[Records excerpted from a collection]
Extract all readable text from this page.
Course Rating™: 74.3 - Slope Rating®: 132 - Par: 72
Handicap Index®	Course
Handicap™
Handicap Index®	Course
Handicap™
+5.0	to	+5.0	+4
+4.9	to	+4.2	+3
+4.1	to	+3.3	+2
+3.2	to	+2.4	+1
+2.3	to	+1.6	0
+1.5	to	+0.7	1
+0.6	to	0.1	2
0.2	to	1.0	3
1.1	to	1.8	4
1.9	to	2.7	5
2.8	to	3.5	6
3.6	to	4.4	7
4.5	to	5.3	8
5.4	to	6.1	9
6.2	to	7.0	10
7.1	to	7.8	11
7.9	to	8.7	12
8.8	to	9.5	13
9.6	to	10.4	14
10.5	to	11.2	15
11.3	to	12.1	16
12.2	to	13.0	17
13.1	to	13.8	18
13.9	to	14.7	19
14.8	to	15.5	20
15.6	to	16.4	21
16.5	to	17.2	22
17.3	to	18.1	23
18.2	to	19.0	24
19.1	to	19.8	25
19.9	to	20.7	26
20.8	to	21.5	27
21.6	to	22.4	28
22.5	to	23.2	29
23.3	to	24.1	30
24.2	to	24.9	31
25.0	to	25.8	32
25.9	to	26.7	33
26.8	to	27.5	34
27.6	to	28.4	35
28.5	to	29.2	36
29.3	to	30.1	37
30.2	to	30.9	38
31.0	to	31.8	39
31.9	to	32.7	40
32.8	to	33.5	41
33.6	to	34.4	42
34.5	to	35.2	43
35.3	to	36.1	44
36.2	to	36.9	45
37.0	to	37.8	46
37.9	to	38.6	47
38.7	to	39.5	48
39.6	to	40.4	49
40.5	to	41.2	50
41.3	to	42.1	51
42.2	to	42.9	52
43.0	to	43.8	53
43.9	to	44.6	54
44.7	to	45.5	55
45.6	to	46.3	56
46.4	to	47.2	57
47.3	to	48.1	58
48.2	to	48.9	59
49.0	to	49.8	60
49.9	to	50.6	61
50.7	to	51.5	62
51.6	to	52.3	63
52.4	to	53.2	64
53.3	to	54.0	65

→ Your instructions:
Output the complete data exactly as written.

→ Written answer:
Extract all readable text from this page.
Course Rating™: 74.3 - Slope Rating®: 132 - Par: 72
Handicap Index®	Course
Handicap™
Handicap Index®	Course
Handicap™
+5.0	to	+5.0	+4
+4.9	to	+4.2	+3
+4.1	to	+3.3	+2
+3.2	to	+2.4	+1
+2.3	to	+1.6	0
+1.5	to	+0.7	1
+0.6	to	0.1	2
0.2	to	1.0	3
1.1	to	1.8	4
1.9	to	2.7	5
2.8	to	3.5	6
3.6	to	4.4	7
4.5	to	5.3	8
5.4	to	6.1	9
6.2	to	7.0	10
7.1	to	7.8	11
7.9	to	8.7	12
8.8	to	9.5	13
9.6	to	10.4	14
10.5	to	11.2	15
11.3	to	12.1	16
12.2	to	13.0	17
13.1	to	13.8	18
13.9	to	14.7	19
14.8	to	15.5	20
15.6	to	16.4	21
16.5	to	17.2	22
17.3	to	18.1	23
18.2	to	19.0	24
19.1	to	19.8	25
19.9	to	20.7	26
20.8	to	21.5	27
21.6	to	22.4	28
22.5	to	23.2	29
23.3	to	24.1	30
24.2	to	24.9	31
25.0	to	25.8	32
25.9	to	26.7	33
26.8	to	27.5	34
27.6	to	28.4	35
28.5	to	29.2	36
29.3	to	30.1	37
30.2	to	30.9	38
31.0	to	31.8	39
31.9	to	32.7	40
32.8	to	33.5	41
33.6	to	34.4	42
34.5	to	35.2	43
35.3	to	36.1	44
36.2	to	36.9	45
37.0	to	37.8	46
37.9	to	38.6	47
38.7	to	39.5	48
39.6	to	40.4	49
40.5	to	41.2	50
41.3	to	42.1	51
42.2	to	42.9	52
43.0	to	43.8	53
43.9	to	44.6	54
44.7	to	45.5	55
45.6	to	46.3	56
46.4	to	47.2	57
47.3	to	48.1	58
48.2	to	48.9	59
49.0	to	49.8	60
49.9	to	50.6	61
50.7	to	51.5	62
51.6	to	52.3	63
52.4	to	53.2	64
53.3	to	54.0	65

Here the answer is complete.